• _PROBLEM TO SOLVE_: Go through the listing and return every line with "account" in it.

[Dataset items]
* * * * * * * * *

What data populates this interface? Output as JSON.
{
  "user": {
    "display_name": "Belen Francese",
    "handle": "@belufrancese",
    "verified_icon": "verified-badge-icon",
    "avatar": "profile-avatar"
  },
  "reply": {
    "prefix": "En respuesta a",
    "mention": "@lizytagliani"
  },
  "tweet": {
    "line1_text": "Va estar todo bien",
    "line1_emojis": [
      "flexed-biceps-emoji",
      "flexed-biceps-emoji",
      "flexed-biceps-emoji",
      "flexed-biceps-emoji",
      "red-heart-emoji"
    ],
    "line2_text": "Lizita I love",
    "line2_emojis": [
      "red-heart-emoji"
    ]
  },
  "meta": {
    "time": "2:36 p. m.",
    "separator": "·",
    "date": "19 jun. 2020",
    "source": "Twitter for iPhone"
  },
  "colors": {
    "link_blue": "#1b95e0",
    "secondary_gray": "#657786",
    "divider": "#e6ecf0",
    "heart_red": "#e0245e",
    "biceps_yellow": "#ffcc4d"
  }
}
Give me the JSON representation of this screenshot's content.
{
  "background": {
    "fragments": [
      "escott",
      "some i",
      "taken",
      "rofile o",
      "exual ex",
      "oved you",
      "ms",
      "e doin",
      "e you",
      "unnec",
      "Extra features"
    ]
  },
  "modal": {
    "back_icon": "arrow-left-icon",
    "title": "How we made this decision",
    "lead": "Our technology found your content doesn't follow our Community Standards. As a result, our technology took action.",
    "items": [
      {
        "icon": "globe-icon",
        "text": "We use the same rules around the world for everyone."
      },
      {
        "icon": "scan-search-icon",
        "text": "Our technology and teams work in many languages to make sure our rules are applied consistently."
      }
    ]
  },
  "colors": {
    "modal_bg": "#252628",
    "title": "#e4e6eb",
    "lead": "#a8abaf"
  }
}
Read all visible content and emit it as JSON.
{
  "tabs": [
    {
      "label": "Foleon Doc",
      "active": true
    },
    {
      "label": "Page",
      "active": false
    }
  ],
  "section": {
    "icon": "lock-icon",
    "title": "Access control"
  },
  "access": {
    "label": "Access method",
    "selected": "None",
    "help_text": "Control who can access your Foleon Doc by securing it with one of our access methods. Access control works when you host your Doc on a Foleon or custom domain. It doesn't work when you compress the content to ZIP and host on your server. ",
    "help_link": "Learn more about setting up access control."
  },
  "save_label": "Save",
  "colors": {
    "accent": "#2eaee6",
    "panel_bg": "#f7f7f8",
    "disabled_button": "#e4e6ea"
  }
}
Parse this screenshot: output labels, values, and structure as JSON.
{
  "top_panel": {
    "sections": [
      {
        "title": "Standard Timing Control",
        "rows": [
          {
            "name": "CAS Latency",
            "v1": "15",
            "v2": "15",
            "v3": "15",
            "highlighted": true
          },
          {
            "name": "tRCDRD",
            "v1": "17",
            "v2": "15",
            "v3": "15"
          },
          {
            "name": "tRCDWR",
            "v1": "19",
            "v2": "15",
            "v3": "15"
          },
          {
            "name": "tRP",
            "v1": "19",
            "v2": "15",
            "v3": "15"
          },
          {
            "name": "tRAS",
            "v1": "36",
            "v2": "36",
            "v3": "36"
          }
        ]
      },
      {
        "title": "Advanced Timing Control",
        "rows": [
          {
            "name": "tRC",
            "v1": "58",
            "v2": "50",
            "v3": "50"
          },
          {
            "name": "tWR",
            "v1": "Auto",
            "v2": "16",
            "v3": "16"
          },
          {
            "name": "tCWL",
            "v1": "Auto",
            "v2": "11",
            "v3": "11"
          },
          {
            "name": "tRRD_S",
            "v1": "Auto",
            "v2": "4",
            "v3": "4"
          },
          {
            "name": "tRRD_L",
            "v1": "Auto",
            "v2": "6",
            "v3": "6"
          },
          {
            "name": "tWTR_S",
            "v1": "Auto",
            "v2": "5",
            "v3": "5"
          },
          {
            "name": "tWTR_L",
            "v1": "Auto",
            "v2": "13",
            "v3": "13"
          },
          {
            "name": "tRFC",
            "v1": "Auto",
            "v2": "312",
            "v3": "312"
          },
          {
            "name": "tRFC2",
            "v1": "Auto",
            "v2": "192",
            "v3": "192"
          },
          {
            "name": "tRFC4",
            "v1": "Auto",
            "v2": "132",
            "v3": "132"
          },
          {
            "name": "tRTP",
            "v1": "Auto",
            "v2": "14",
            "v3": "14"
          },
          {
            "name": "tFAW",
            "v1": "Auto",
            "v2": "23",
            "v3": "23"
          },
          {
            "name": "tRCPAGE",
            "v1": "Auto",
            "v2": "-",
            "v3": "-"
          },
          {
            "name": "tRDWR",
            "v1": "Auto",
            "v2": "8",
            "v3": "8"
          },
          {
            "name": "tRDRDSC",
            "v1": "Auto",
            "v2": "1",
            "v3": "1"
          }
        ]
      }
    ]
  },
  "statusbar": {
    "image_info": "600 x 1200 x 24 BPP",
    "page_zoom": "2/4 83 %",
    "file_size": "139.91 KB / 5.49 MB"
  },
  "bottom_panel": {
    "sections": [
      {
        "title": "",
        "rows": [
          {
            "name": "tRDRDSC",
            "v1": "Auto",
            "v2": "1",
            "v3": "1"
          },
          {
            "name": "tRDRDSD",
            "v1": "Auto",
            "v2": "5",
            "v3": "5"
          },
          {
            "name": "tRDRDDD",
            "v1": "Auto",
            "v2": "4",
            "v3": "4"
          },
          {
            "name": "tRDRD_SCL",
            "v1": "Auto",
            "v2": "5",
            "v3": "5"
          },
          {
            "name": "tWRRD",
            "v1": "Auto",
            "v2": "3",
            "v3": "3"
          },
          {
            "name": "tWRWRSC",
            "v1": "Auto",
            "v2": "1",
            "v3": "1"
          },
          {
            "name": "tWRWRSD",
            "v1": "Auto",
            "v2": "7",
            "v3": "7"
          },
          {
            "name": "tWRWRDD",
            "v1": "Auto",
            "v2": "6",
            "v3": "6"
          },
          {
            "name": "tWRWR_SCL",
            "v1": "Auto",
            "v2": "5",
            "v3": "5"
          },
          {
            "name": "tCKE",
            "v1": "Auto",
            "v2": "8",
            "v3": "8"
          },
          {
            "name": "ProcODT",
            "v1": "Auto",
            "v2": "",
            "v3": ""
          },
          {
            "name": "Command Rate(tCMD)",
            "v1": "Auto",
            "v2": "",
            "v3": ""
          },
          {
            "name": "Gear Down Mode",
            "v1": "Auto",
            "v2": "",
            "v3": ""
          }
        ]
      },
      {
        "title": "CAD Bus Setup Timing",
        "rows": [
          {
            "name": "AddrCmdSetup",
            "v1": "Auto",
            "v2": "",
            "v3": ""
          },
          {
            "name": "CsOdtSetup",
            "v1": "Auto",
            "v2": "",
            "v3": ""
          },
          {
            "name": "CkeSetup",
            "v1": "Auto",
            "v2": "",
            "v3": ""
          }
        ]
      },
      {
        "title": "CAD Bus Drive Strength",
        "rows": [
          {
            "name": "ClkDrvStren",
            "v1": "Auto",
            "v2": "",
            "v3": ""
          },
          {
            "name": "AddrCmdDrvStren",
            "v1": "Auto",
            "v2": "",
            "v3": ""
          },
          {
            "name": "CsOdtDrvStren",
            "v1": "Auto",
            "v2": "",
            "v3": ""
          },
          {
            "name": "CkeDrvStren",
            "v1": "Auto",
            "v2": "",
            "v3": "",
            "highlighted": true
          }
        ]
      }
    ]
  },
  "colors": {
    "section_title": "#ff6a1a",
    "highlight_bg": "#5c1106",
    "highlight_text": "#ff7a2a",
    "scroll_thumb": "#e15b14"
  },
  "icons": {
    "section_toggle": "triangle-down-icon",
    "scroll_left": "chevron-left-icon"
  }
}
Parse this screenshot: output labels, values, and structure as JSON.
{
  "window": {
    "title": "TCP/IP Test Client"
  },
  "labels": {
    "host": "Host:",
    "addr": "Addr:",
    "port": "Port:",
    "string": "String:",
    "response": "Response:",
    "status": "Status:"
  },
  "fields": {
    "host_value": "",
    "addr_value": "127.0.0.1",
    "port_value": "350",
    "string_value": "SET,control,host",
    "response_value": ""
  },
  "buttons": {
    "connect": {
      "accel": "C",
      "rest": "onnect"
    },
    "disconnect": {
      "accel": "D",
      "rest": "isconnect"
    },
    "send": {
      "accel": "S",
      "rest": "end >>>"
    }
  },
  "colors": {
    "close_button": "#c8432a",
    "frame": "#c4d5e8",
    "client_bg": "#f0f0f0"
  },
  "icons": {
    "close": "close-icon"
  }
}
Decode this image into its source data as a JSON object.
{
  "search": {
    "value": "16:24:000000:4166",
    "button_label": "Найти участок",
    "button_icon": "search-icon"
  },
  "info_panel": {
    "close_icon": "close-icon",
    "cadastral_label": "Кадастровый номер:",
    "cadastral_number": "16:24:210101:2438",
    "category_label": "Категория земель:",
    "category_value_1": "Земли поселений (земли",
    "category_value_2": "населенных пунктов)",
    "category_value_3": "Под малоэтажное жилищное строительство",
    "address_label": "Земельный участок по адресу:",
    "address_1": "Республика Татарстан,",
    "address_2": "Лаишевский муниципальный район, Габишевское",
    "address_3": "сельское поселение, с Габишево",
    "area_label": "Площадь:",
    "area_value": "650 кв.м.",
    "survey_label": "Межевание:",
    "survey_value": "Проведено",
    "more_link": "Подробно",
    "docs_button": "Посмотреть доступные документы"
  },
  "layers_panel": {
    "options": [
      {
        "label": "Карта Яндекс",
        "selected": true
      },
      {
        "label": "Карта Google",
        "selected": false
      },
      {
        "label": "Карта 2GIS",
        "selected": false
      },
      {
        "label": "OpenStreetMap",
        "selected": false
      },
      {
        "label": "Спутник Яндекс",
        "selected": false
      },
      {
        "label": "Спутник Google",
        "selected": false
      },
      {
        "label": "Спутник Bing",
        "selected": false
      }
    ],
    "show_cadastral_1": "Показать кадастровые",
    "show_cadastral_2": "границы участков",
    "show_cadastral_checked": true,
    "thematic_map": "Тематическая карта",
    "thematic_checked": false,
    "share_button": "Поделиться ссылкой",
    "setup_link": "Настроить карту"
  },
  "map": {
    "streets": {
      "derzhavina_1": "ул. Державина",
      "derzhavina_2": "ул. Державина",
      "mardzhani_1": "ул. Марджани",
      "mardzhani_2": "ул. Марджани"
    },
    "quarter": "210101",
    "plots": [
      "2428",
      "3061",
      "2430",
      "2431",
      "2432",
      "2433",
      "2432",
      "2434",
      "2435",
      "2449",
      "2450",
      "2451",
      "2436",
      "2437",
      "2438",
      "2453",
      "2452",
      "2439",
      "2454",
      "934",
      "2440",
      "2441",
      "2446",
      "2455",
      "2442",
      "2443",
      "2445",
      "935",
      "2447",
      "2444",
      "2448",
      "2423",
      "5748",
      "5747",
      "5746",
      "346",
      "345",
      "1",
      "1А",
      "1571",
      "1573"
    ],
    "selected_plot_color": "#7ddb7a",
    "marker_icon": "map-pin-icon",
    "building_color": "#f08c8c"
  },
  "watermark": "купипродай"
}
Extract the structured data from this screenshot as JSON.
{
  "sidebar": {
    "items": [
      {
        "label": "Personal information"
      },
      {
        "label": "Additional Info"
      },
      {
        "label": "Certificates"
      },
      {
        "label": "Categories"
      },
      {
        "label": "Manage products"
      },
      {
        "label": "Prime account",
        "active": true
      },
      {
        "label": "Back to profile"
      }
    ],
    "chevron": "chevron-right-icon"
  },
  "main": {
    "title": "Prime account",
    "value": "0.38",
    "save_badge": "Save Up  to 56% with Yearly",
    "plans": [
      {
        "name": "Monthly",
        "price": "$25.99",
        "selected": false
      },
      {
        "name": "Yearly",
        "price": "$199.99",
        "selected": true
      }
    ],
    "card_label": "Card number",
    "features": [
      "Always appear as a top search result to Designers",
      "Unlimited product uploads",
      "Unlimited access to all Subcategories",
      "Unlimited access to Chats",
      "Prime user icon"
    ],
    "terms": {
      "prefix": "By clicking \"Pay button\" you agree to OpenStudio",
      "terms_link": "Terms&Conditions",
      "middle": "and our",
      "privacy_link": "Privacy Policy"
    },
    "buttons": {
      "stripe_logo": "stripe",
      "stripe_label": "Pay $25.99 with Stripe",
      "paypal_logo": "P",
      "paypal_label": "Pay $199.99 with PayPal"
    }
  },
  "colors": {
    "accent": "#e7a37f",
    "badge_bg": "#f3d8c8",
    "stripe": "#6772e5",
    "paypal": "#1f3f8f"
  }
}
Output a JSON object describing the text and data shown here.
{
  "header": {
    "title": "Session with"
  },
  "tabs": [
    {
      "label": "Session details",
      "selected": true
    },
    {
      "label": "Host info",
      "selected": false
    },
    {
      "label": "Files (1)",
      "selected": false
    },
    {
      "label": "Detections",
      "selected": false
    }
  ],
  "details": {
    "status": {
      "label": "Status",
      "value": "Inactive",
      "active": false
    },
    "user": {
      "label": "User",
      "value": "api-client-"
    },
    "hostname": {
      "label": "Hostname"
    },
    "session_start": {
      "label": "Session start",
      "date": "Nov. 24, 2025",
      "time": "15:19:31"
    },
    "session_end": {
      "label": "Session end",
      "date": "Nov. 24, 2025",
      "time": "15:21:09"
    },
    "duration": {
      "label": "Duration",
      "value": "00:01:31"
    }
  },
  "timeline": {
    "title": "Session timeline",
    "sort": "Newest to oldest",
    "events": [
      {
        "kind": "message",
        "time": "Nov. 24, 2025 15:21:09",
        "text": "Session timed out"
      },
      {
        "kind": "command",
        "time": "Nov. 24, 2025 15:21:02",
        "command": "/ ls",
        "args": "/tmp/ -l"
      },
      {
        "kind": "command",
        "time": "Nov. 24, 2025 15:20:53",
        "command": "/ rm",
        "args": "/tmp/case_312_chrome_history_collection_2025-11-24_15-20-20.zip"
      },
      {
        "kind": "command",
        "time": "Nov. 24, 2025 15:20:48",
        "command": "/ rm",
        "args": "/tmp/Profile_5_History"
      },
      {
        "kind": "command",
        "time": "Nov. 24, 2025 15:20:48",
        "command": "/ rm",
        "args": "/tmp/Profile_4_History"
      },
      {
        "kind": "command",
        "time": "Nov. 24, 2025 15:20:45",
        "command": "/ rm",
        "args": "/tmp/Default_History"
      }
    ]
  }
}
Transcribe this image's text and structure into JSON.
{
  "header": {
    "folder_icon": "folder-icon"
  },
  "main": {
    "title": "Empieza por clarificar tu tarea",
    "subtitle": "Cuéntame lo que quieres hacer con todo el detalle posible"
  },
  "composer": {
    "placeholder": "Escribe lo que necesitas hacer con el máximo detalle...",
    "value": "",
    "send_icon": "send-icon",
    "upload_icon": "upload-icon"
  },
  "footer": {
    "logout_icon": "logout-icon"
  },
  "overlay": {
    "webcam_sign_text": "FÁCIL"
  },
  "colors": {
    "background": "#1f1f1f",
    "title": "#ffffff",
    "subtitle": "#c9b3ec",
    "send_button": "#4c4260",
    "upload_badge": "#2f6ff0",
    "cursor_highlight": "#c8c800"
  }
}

* * * * * * * * *

• _CORRECT OUTPUT_:
        "label": "Prime account",
    "title": "Prime account",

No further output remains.